What is the number of lines in the entries below that include the word "from"? Provide the number only.

— Begin SUPPLIED MATERIAL —

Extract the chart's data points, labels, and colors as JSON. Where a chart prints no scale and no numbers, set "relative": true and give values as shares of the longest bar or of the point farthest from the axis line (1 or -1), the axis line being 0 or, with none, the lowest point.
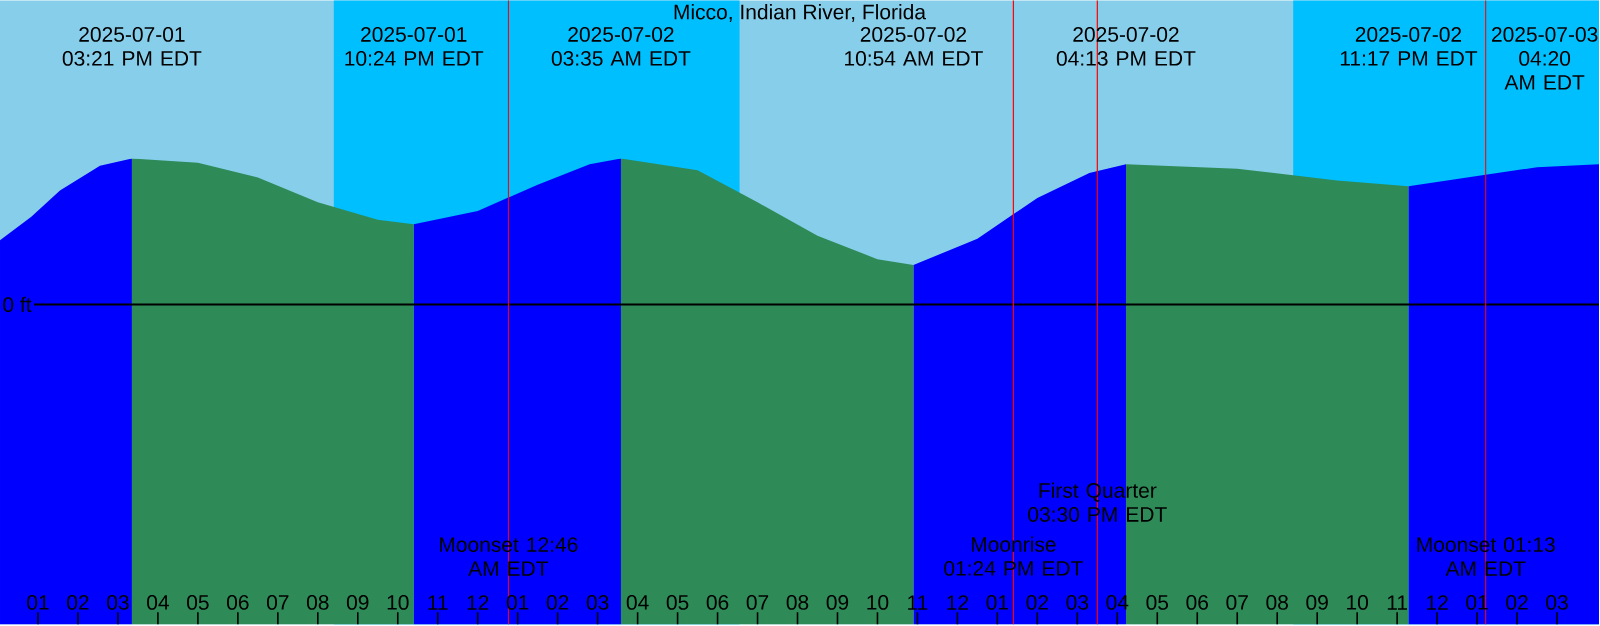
{
  "chart_data": {
    "type": "area",
    "title": "Micco, Indian River, Florida",
    "relative": true,
    "xlim": [
      "2025-07-01T12:03",
      "2025-07-03T04:03"
    ],
    "xticks": [
      {
        "value": "2025-07-01T13:00",
        "label": "01"
      },
      {
        "value": "2025-07-01T14:00",
        "label": "02"
      },
      {
        "value": "2025-07-01T15:00",
        "label": "03"
      },
      {
        "value": "2025-07-01T16:00",
        "label": "04"
      },
      {
        "value": "2025-07-01T17:00",
        "label": "05"
      },
      {
        "value": "2025-07-01T18:00",
        "label": "06"
      },
      {
        "value": "2025-07-01T19:00",
        "label": "07"
      },
      {
        "value": "2025-07-01T20:00",
        "label": "08"
      },
      {
        "value": "2025-07-01T21:00",
        "label": "09"
      },
      {
        "value": "2025-07-01T22:00",
        "label": "10"
      },
      {
        "value": "2025-07-01T23:00",
        "label": "11"
      },
      {
        "value": "2025-07-02T00:00",
        "label": "12"
      },
      {
        "value": "2025-07-02T01:00",
        "label": "01"
      },
      {
        "value": "2025-07-02T02:00",
        "label": "02"
      },
      {
        "value": "2025-07-02T03:00",
        "label": "03"
      },
      {
        "value": "2025-07-02T04:00",
        "label": "04"
      },
      {
        "value": "2025-07-02T05:00",
        "label": "05"
      },
      {
        "value": "2025-07-02T06:00",
        "label": "06"
      },
      {
        "value": "2025-07-02T07:00",
        "label": "07"
      },
      {
        "value": "2025-07-02T08:00",
        "label": "08"
      },
      {
        "value": "2025-07-02T09:00",
        "label": "09"
      },
      {
        "value": "2025-07-02T10:00",
        "label": "10"
      },
      {
        "value": "2025-07-02T11:00",
        "label": "11"
      },
      {
        "value": "2025-07-02T12:00",
        "label": "12"
      },
      {
        "value": "2025-07-02T13:00",
        "label": "01"
      },
      {
        "value": "2025-07-02T14:00",
        "label": "02"
      },
      {
        "value": "2025-07-02T15:00",
        "label": "03"
      },
      {
        "value": "2025-07-02T16:00",
        "label": "04"
      },
      {
        "value": "2025-07-02T17:00",
        "label": "05"
      },
      {
        "value": "2025-07-02T18:00",
        "label": "06"
      },
      {
        "value": "2025-07-02T19:00",
        "label": "07"
      },
      {
        "value": "2025-07-02T20:00",
        "label": "08"
      },
      {
        "value": "2025-07-02T21:00",
        "label": "09"
      },
      {
        "value": "2025-07-02T22:00",
        "label": "10"
      },
      {
        "value": "2025-07-02T23:00",
        "label": "11"
      },
      {
        "value": "2025-07-03T00:00",
        "label": "12"
      },
      {
        "value": "2025-07-03T01:00",
        "label": "01"
      },
      {
        "value": "2025-07-03T02:00",
        "label": "02"
      },
      {
        "value": "2025-07-03T03:00",
        "label": "03"
      }
    ],
    "series": [
      {
        "color": "#0000ff",
        "x": [
          "2025-07-01T12:03",
          "2025-07-01T12:50",
          "2025-07-01T13:33",
          "2025-07-01T14:33",
          "2025-07-01T15:21",
          null,
          "2025-07-01T22:24",
          "2025-07-02T00:00",
          "2025-07-02T01:30",
          "2025-07-02T02:48",
          "2025-07-02T03:35",
          null,
          "2025-07-02T10:54",
          "2025-07-02T12:30",
          "2025-07-02T14:00",
          "2025-07-02T15:18",
          "2025-07-02T16:13",
          null,
          "2025-07-02T23:17",
          "2025-07-03T01:00",
          "2025-07-03T02:30",
          "2025-07-03T04:03"
        ],
        "values": [
          0.44,
          0.6,
          0.78,
          0.95,
          1.0,
          null,
          0.55,
          0.64,
          0.82,
          0.96,
          1.0,
          null,
          0.27,
          0.45,
          0.73,
          0.9,
          0.96,
          null,
          0.81,
          0.88,
          0.94,
          0.96
        ]
      },
      {
        "color": "#2e8b57",
        "x": [
          "2025-07-01T15:21",
          "2025-07-01T17:00",
          "2025-07-01T18:30",
          "2025-07-01T20:00",
          "2025-07-01T21:30",
          "2025-07-01T22:24",
          null,
          "2025-07-02T03:35",
          "2025-07-02T05:30",
          "2025-07-02T07:00",
          "2025-07-02T08:30",
          "2025-07-02T10:00",
          "2025-07-02T10:54",
          null,
          "2025-07-02T16:13",
          "2025-07-02T19:00",
          "2025-07-02T21:30",
          "2025-07-02T23:17"
        ],
        "values": [
          1.0,
          0.97,
          0.87,
          0.7,
          0.58,
          0.55,
          null,
          1.0,
          0.92,
          0.7,
          0.47,
          0.31,
          0.27,
          null,
          0.96,
          0.93,
          0.85,
          0.81
        ]
      }
    ],
    "bands": [
      {
        "axis": "x",
        "from": "2025-07-01T20:24",
        "to": "2025-07-02T06:33",
        "color": "#00bfff"
      },
      {
        "axis": "x",
        "from": "2025-07-02T20:24",
        "to": "2025-07-03T04:03",
        "color": "#00bfff"
      }
    ],
    "ref_lines": [
      {
        "axis": "y",
        "value": 0,
        "label": "0 ft",
        "color": "#000000"
      },
      {
        "axis": "x",
        "value": "2025-07-02T00:46",
        "label": "Moonset 12:46 AM EDT",
        "color": "#ff0000"
      },
      {
        "axis": "x",
        "value": "2025-07-02T13:24",
        "label": "Moonrise 01:24 PM EDT",
        "color": "#ff0000"
      },
      {
        "axis": "x",
        "value": "2025-07-02T15:30",
        "label": "First Quarter 03:30 PM EDT",
        "color": "#ff0000"
      },
      {
        "axis": "x",
        "value": "2025-07-03T01:13",
        "label": "Moonset 01:13 AM EDT",
        "color": "#ff0000"
      }
    ],
    "x2lim": [
      "2025-07-01T12:03",
      "2025-07-03T04:03"
    ],
    "x2ticks": [
      {
        "value": "2025-07-01T15:21",
        "label": "2025-07-01 03:21 PM EDT"
      },
      {
        "value": "2025-07-01T22:24",
        "label": "2025-07-01 10:24 PM EDT"
      },
      {
        "value": "2025-07-02T03:35",
        "label": "2025-07-02 03:35 AM EDT"
      },
      {
        "value": "2025-07-02T10:54",
        "label": "2025-07-02 10:54 AM EDT"
      },
      {
        "value": "2025-07-02T16:13",
        "label": "2025-07-02 04:13 PM EDT"
      },
      {
        "value": "2025-07-02T23:17",
        "label": "2025-07-02 11:17 PM EDT"
      }
    ],
    "annotations": [
      "2025-07-03 04:20 AM EDT"
    ]
  }
}
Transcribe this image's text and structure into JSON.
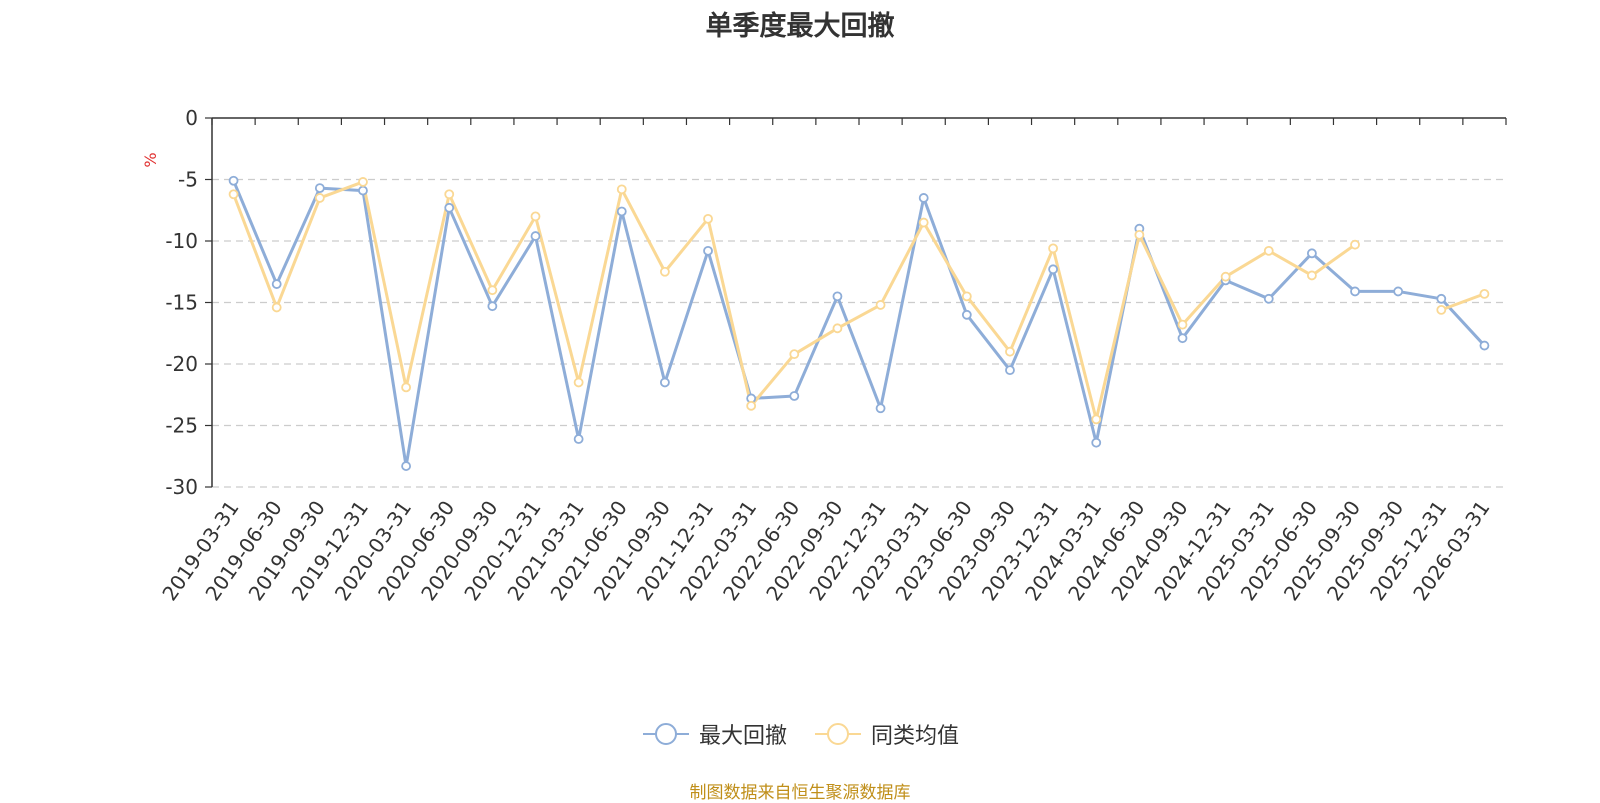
{
  "colors": {
    "series1": "#8eadd8",
    "series2": "#fad894",
    "axis": "#333333",
    "grid": "#cccccc",
    "unit": "#e03030",
    "source": "#c08f1a"
  },
  "chart_data": {
    "type": "line",
    "title": "单季度最大回撤",
    "ylabel": "%",
    "xlabel": "",
    "ylim": [
      -30,
      0
    ],
    "yticks": [
      0,
      -5,
      -10,
      -15,
      -20,
      -25,
      -30
    ],
    "grid": true,
    "legend_position": "bottom",
    "categories": [
      "2019-03-31",
      "2019-06-30",
      "2019-09-30",
      "2019-12-31",
      "2020-03-31",
      "2020-06-30",
      "2020-09-30",
      "2020-12-31",
      "2021-03-31",
      "2021-06-30",
      "2021-09-30",
      "2021-12-31",
      "2022-03-31",
      "2022-06-30",
      "2022-09-30",
      "2022-12-31",
      "2023-03-31",
      "2023-06-30",
      "2023-09-30",
      "2023-12-31",
      "2024-03-31",
      "2024-06-30",
      "2024-09-30",
      "2024-12-31",
      "2025-03-31",
      "2025-06-30",
      "2025-09-30",
      "2025-09-30",
      "2025-12-31",
      "2026-03-31"
    ],
    "series": [
      {
        "name": "最大回撤",
        "values": [
          -5.1,
          -13.5,
          -5.7,
          -5.9,
          -28.3,
          -7.3,
          -15.3,
          -9.6,
          -26.1,
          -7.6,
          -21.5,
          -10.8,
          -22.8,
          -22.6,
          -14.5,
          -23.6,
          -6.5,
          -16.0,
          -20.5,
          -12.3,
          -26.4,
          -9.0,
          -17.9,
          -13.2,
          -14.7,
          -11.0,
          -14.1,
          -14.1,
          -14.7,
          -18.5
        ]
      },
      {
        "name": "同类均值",
        "values": [
          -6.2,
          -15.4,
          -6.5,
          -5.2,
          -21.9,
          -6.2,
          -14.0,
          -8.0,
          -21.5,
          -5.8,
          -12.5,
          -8.2,
          -23.4,
          -19.2,
          -17.1,
          -15.2,
          -8.5,
          -14.5,
          -19.0,
          -10.6,
          -24.5,
          -9.5,
          -16.8,
          -12.9,
          -10.8,
          -12.8,
          -10.3,
          null,
          -15.6,
          -14.3
        ]
      }
    ]
  },
  "footer": {
    "source": "制图数据来自恒生聚源数据库"
  }
}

— End SUPPLIED MATERIAL —

▶ _RESPONSE TO THIS TASK_
3